» The request
Each line of the listing that contains the word "Pression" is to be copied.

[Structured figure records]
##########

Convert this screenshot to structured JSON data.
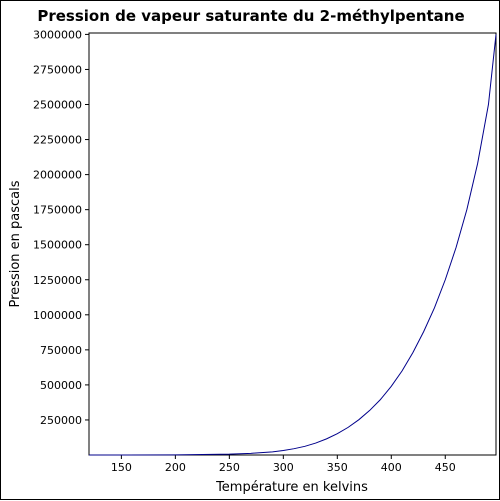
{
  "chart_data": {
    "type": "line",
    "title": "Pression de vapeur saturante du 2-méthylpentane",
    "xlabel": "Température en kelvins",
    "ylabel": "Pression en pascals",
    "xlim": [
      120,
      497
    ],
    "ylim": [
      0,
      3010000
    ],
    "x_ticks": [
      150,
      200,
      250,
      300,
      350,
      400,
      450
    ],
    "y_ticks": [
      250000,
      500000,
      750000,
      1000000,
      1250000,
      1500000,
      1750000,
      2000000,
      2250000,
      2500000,
      2750000,
      3000000
    ],
    "grid": false,
    "legend": "none",
    "series": [
      {
        "color": "#00008b",
        "x": [
          120,
          150,
          200,
          250,
          270,
          290,
          300,
          310,
          320,
          330,
          340,
          350,
          360,
          370,
          380,
          390,
          400,
          410,
          420,
          430,
          440,
          450,
          460,
          470,
          480,
          490,
          497
        ],
        "y": [
          0,
          100,
          1000,
          6000,
          12000,
          22000,
          32000,
          45000,
          62000,
          85000,
          115000,
          152000,
          197000,
          252000,
          318000,
          396000,
          490000,
          600000,
          730000,
          880000,
          1050000,
          1250000,
          1480000,
          1750000,
          2080000,
          2500000,
          3000000
        ]
      }
    ]
  }
}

##########

» Problem solution
    "title": "Pression de vapeur saturante du 2-méthylpentane",
    "ylabel": "Pression en pascals",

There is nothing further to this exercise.